> **DATA IN THIS EXERCISE**
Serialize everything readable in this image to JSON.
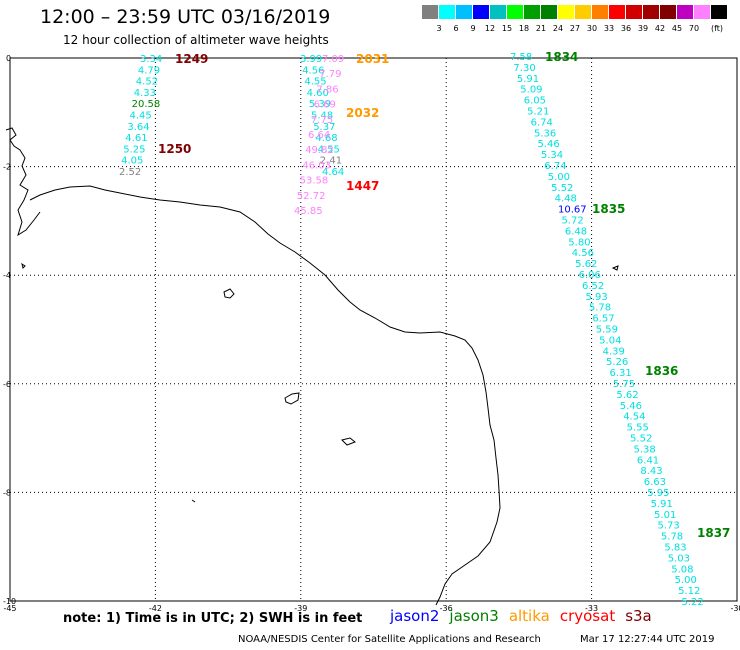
{
  "title": "12:00 – 23:59 UTC 03/16/2019",
  "subtitle": "12 hour collection of altimeter wave heights",
  "legend": {
    "colors": [
      "#808080",
      "#00ffff",
      "#00bfff",
      "#0000ff",
      "#00c0c0",
      "#00ff00",
      "#00a000",
      "#008000",
      "#ffff00",
      "#ffcc00",
      "#ff8000",
      "#ff0000",
      "#d00000",
      "#a00000",
      "#800000",
      "#c000c0",
      "#ff80ff",
      "#000000"
    ],
    "levels": [
      "3",
      "6",
      "9",
      "12",
      "15",
      "18",
      "21",
      "24",
      "27",
      "30",
      "33",
      "36",
      "39",
      "42",
      "45",
      "70"
    ],
    "unit": "(ft)"
  },
  "axes": {
    "x_ticks": [
      "-45",
      "-42",
      "-39",
      "-36",
      "-33",
      "-30"
    ],
    "y_ticks": [
      "0",
      "-2",
      "-4",
      "-6",
      "-8",
      "-10"
    ]
  },
  "tracks": [
    {
      "color": "#00e0e0",
      "values": [
        "3.34",
        "4.79",
        "4.52",
        "4.33",
        "20.58",
        "4.45",
        "3.64",
        "4.61",
        "5.25",
        "4.05",
        "2.52"
      ],
      "value_colors": [
        "#00e0e0",
        "#00e0e0",
        "#00e0e0",
        "#00e0e0",
        "#008000",
        "#00e0e0",
        "#00e0e0",
        "#00e0e0",
        "#00e0e0",
        "#00e0e0",
        "#808080"
      ],
      "times": [
        {
          "label": "1249",
          "color": "#800000"
        },
        {
          "label": "1250",
          "color": "#800000"
        }
      ]
    },
    {
      "color": "#00e0e0",
      "values": [
        "3.99",
        "4.56",
        "4.55",
        "4.60",
        "5.39",
        "5.48",
        "5.37",
        "4.68",
        "4.55",
        "2.41",
        "4.64"
      ],
      "value_colors": [
        "#00e0e0",
        "#00e0e0",
        "#00e0e0",
        "#00e0e0",
        "#00e0e0",
        "#00e0e0",
        "#00e0e0",
        "#00e0e0",
        "#00e0e0",
        "#808080",
        "#00e0e0"
      ],
      "times": [
        {
          "label": "1447",
          "color": "#ff0000"
        }
      ]
    },
    {
      "color": "#ff80ff",
      "values": [
        "7.09",
        "7.79",
        "7.86",
        "6.69",
        "7.75",
        "6.64",
        "49.82",
        "46.03",
        "53.58",
        "52.72",
        "45.85"
      ],
      "times": [
        {
          "label": "2031",
          "color": "#ff9900"
        },
        {
          "label": "2032",
          "color": "#ff9900"
        }
      ]
    },
    {
      "color": "#00e0e0",
      "values": [
        "7.58",
        "7.30",
        "5.91",
        "5.09",
        "6.05",
        "5.21",
        "6.74",
        "5.36",
        "5.46",
        "5.34",
        "6.74",
        "5.00",
        "5.52",
        "4.48",
        "10.67",
        "5.72",
        "6.48",
        "5.80",
        "4.56",
        "5.62",
        "6.06",
        "6.52",
        "5.93",
        "5.78",
        "6.57",
        "5.59",
        "5.04",
        "4.39",
        "5.26",
        "6.31",
        "5.75",
        "5.62",
        "5.46",
        "4.54",
        "5.55",
        "5.52",
        "5.38",
        "6.41",
        "8.43",
        "6.63",
        "5.95",
        "5.91",
        "5.01",
        "5.73",
        "5.78",
        "5.83",
        "5.03",
        "5.08",
        "5.00",
        "5.12",
        "5.22"
      ],
      "value_colors_special": {
        "14": "#0000ff"
      },
      "times": [
        {
          "label": "1834",
          "color": "#008000"
        },
        {
          "label": "1835",
          "color": "#008000"
        },
        {
          "label": "1836",
          "color": "#008000"
        },
        {
          "label": "1837",
          "color": "#008000"
        }
      ]
    }
  ],
  "note": "note:  1) Time is in UTC;  2) SWH is in feet",
  "satellites": [
    {
      "name": "jason2",
      "color": "#0000ff"
    },
    {
      "name": "jason3",
      "color": "#008000"
    },
    {
      "name": "altika",
      "color": "#ff9900"
    },
    {
      "name": "cryosat",
      "color": "#ff0000"
    },
    {
      "name": "s3a",
      "color": "#800000"
    }
  ],
  "credit": "NOAA/NESDIS Center for Satellite Applications and Research",
  "timestamp": "Mar 17 12:27:44 UTC 2019"
}
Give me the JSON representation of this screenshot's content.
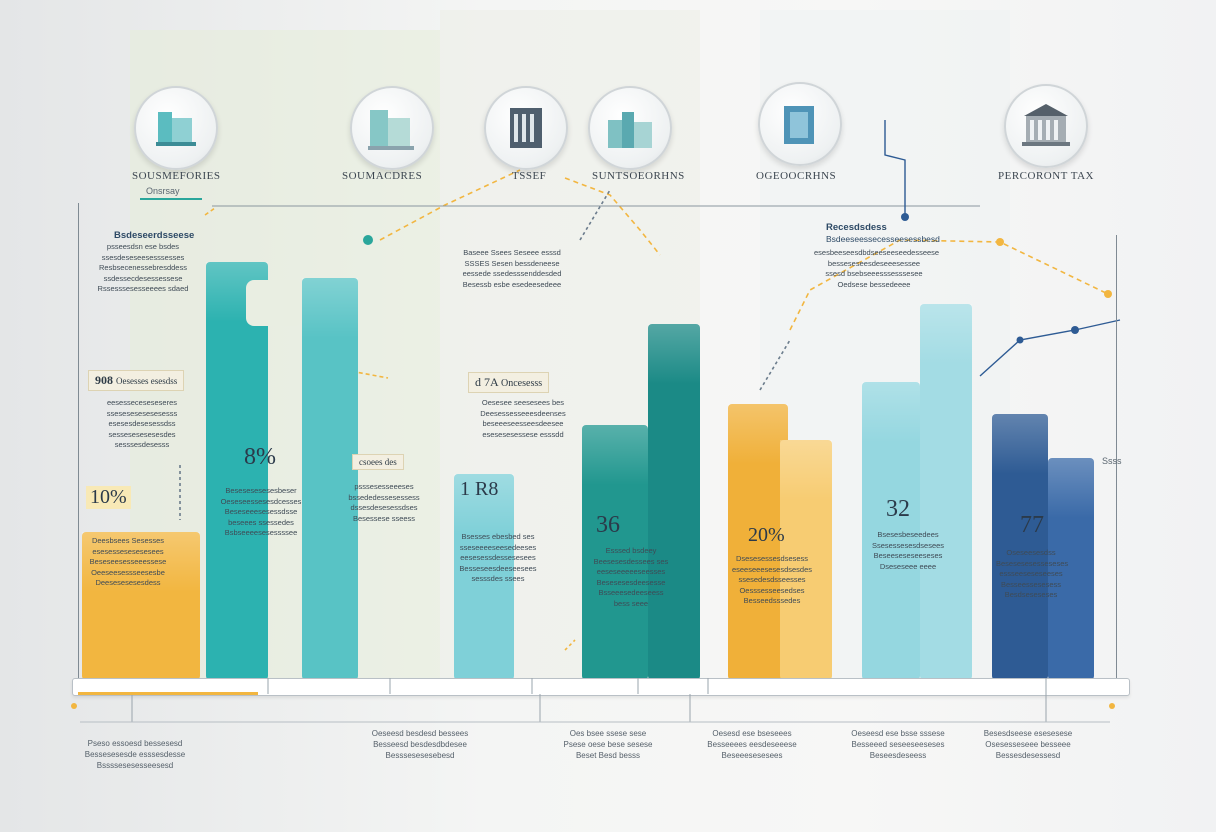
{
  "chart_data": {
    "type": "bar",
    "title": "",
    "categories": [
      "SOUSMEFORIES",
      "SOUMACDRES",
      "TSSEF",
      "SUNTSOEORHNS",
      "OGEOOCRHNS",
      "PERCORONT TAX"
    ],
    "series": [
      {
        "color": "#f2b640",
        "values": [
          148,
          0,
          0,
          0,
          0,
          0
        ]
      },
      {
        "color": "#2cb2b0",
        "values": [
          418,
          0,
          0,
          0,
          0,
          0
        ]
      },
      {
        "color": "#58c3c5",
        "values": [
          402,
          0,
          0,
          0,
          0,
          0
        ]
      },
      {
        "color": "#7fd0d8",
        "values": [
          0,
          0,
          206,
          0,
          0,
          0
        ]
      },
      {
        "color": "#8fd4dd",
        "values": [
          0,
          0,
          0,
          0,
          0,
          0
        ]
      },
      {
        "color": "#21978f",
        "values": [
          0,
          0,
          0,
          255,
          0,
          0
        ]
      },
      {
        "color": "#1b8a86",
        "values": [
          0,
          0,
          0,
          356,
          0,
          0
        ]
      },
      {
        "color": "#f0b039",
        "values": [
          0,
          0,
          0,
          0,
          276,
          0
        ]
      },
      {
        "color": "#f7cc72",
        "values": [
          0,
          0,
          0,
          0,
          240,
          0
        ]
      },
      {
        "color": "#95d7e0",
        "values": [
          0,
          0,
          0,
          0,
          298,
          0
        ]
      },
      {
        "color": "#a3dce4",
        "values": [
          0,
          0,
          0,
          0,
          376,
          0
        ]
      },
      {
        "color": "#2e5b94",
        "values": [
          0,
          0,
          0,
          0,
          266,
          0
        ]
      },
      {
        "color": "#3a6aa8",
        "values": [
          0,
          0,
          0,
          0,
          222,
          0
        ]
      }
    ],
    "value_labels": [
      "10%",
      "8%",
      "1 R8",
      "36",
      "20%",
      "32",
      "77"
    ],
    "tags": [
      "908",
      "Oesesses esesdss",
      "d 7A",
      "Oncesesss",
      "csoees des"
    ],
    "grid": false,
    "legend": "none"
  },
  "icons": [
    "office-building-icon",
    "city-buildings-icon",
    "columned-building-icon",
    "skyline-icon",
    "glass-tower-icon",
    "courthouse-icon"
  ],
  "labels": {
    "cat_sub_1": "Onsrsay",
    "callout_1_title": "Bsdeseerdsseese",
    "callout_1_lines": [
      "psseesdsn ese bsdes",
      "ssesdeseseesesssesses",
      "Resbsecenessebresddess",
      "ssdessecdesessessese",
      "Rssesssesesseeees sdaed"
    ],
    "callout_2_lines": [
      "Baseee Ssees Seseee esssd",
      "SSSES Sesen bessdeneese",
      "eessede ssedesssenddesded",
      "Besessb esbe esedeesedeee"
    ],
    "callout_3_title": "Recesdsdess",
    "callout_3_sub": "Bsdeeseessecesseesessbesd",
    "callout_3_lines": [
      "esesbeeseesdbdseeseeseedesseese",
      "besseseseesdeseeesessee",
      "ssesd bsebseeesssesssesee",
      "Oedsese bessedeeee"
    ],
    "blurb_1": [
      "eesesseceseseseres",
      "ssesesesesesesesss",
      "esesesdesesessdss",
      "sessesesesesesdes",
      "sesssesdesesss"
    ],
    "blurb_2": [
      "Oesesee seesesees bes",
      "Deesessesseeesdeenses",
      "beseeeseesseesdeesee",
      "esesesesessese esssdd"
    ],
    "blurb_3": [
      "psssesesseeeses",
      "bssededessesessess",
      "dssesdesesessdses",
      "Besessese sseess"
    ],
    "blurb_4": [
      "Besesesesesesbeser",
      "Oeseseessesesdcesses",
      "Beseseeesesessdsse",
      "beseees ssessedes",
      "Bsbseeeesesessssee"
    ],
    "blurb_5": [
      "Deesbsees Sesesses",
      "esesessesesesesees",
      "Beseseesesseeessese",
      "Oeeseesessseesesbe",
      "Deesesesesesdess"
    ],
    "blurb_6": [
      "Bsesses ebesbed ses",
      "sseseeeeseesedeeses",
      "eesesessdessesesees",
      "Besseseesdeeseesees",
      "sesssdes ssees"
    ],
    "blurb_7": [
      "Esssed bsdeey",
      "Beesesesdessees ses",
      "eeseseeeeeseesses",
      "Besesesesdeesesse",
      "Bsseeesedeeseess",
      "bess seee"
    ],
    "blurb_8": [
      "Dsesesessesdsesess",
      "eseeseeesesesdsesdes",
      "ssesedesdsseesses",
      "Oesssesseesedses",
      "Besseedsssedes"
    ],
    "blurb_9": [
      "Bsesesbeseedees",
      "Ssesessesesdsesees",
      "Beseeseseseeseses",
      "Dseseseee eeee"
    ],
    "blurb_10": [
      "Oseseesesdss",
      "Besesesesesseseses",
      "essseeseseseeses",
      "Besseessesesess",
      "Besdseseseses"
    ],
    "axis_tag_right": "Ssss",
    "foot_1": [
      "Pseso essoesd bessesesd",
      "Bessesesesde esssesdesse",
      "Bssssesesesseesesd"
    ],
    "foot_2": [
      "Oeseesd besdesd bessees",
      "Besseesd besdesdbdesee",
      "Besssesesesebesd"
    ],
    "foot_3": [
      "Oes bsee ssese sese",
      "Psese oese bese sesese",
      "Beset Besd besss"
    ],
    "foot_4": [
      "Oesesd ese bseseees",
      "Besseeees eesdeseeese",
      "Beseeesesesees"
    ],
    "foot_5": [
      "Oeseesd ese bsse sssese",
      "Besseeed seseeseeseses",
      "Beseesdeseess"
    ],
    "foot_6": [
      "Besesdseese esesesese",
      "Osesesseseee besseee",
      "Bessesdesessesd"
    ]
  }
}
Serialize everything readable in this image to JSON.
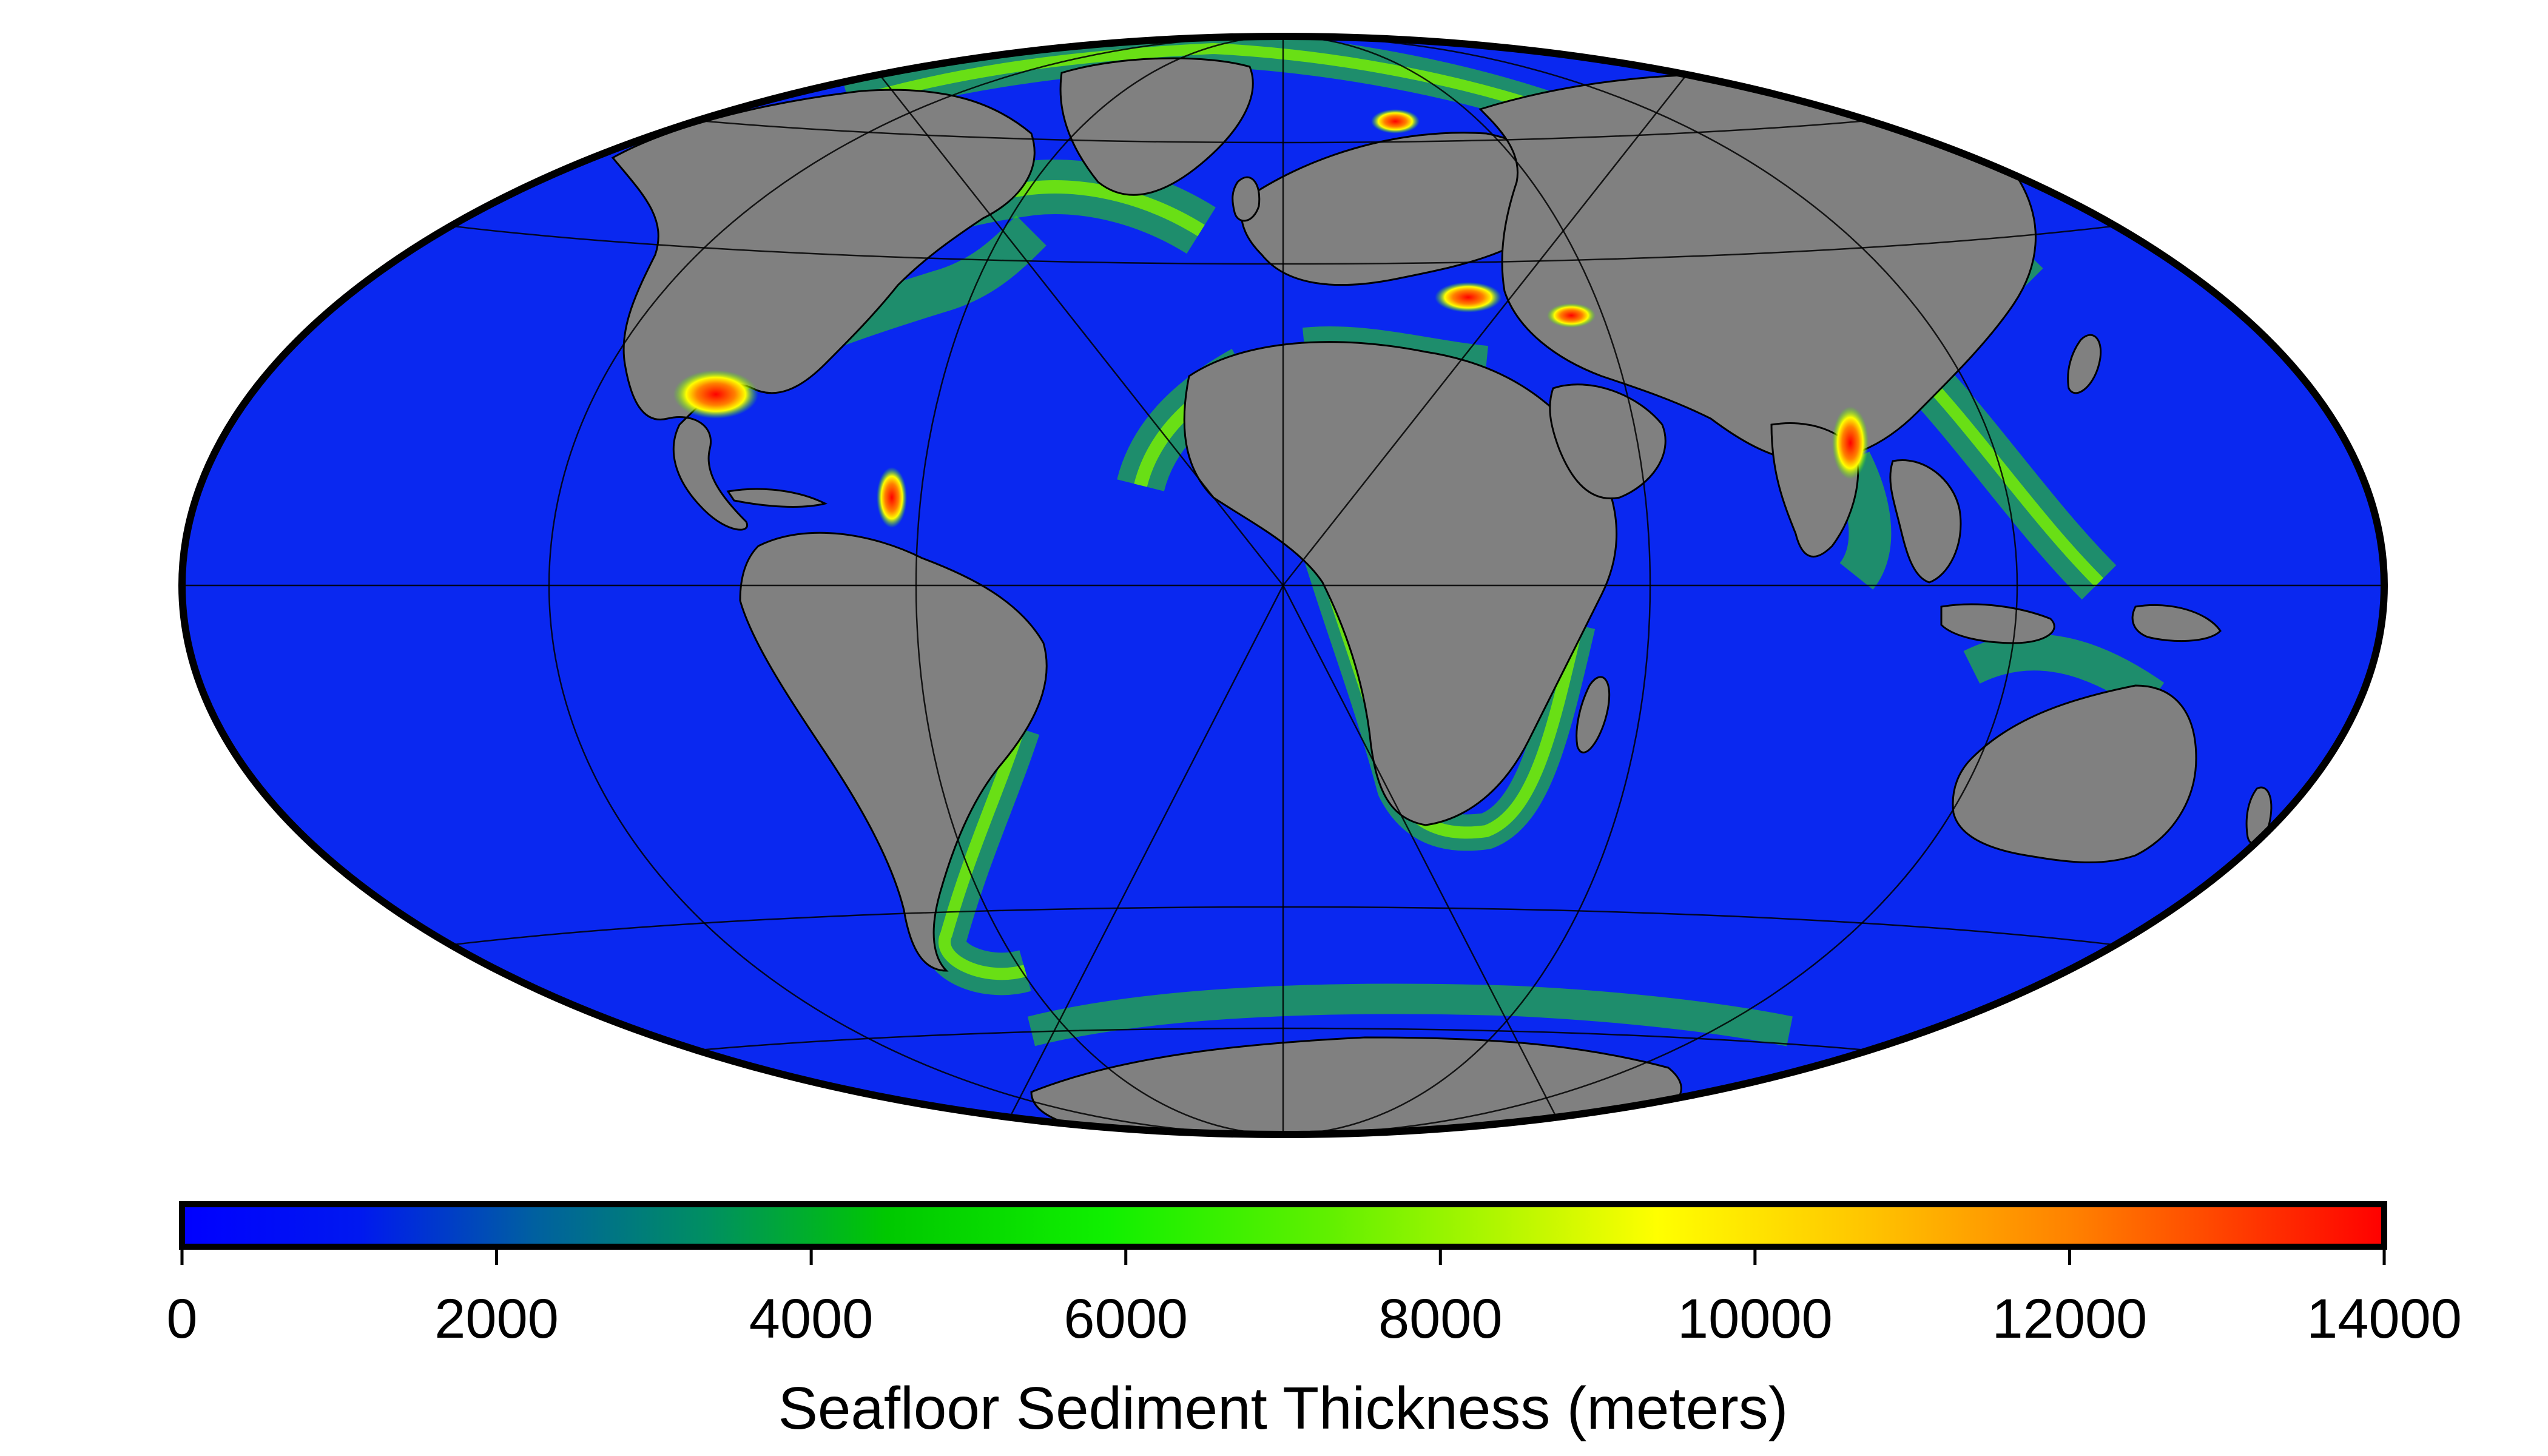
{
  "colorbar": {
    "title": "Seafloor Sediment Thickness (meters)",
    "min": 0,
    "max": 14000,
    "ticks": [
      {
        "value": 0,
        "label": "0"
      },
      {
        "value": 2000,
        "label": "2000"
      },
      {
        "value": 4000,
        "label": "4000"
      },
      {
        "value": 6000,
        "label": "6000"
      },
      {
        "value": 8000,
        "label": "8000"
      },
      {
        "value": 10000,
        "label": "10000"
      },
      {
        "value": 12000,
        "label": "12000"
      },
      {
        "value": 14000,
        "label": "14000"
      }
    ],
    "colors": [
      "#0000ff",
      "#0022ee",
      "#009060",
      "#00e000",
      "#33ee00",
      "#88f000",
      "#ffff00",
      "#ffc000",
      "#ff7000",
      "#ff0000"
    ]
  },
  "map": {
    "projection": "Mollweide (Hammer-type global)",
    "central_meridian_note": "centered on Atlantic/Africa",
    "ocean_color": "#0a28f0",
    "land_color": "#808080",
    "graticule_color": "#000000"
  }
}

> **EXERCISE OBJECTIVE**
Pull out all lines containing "Oeseesd".

> **SOLUTION TO THIS EXERCISE**
      "Oeseesd besdesd bessees",
      "Oeseesd ese bsse sssese",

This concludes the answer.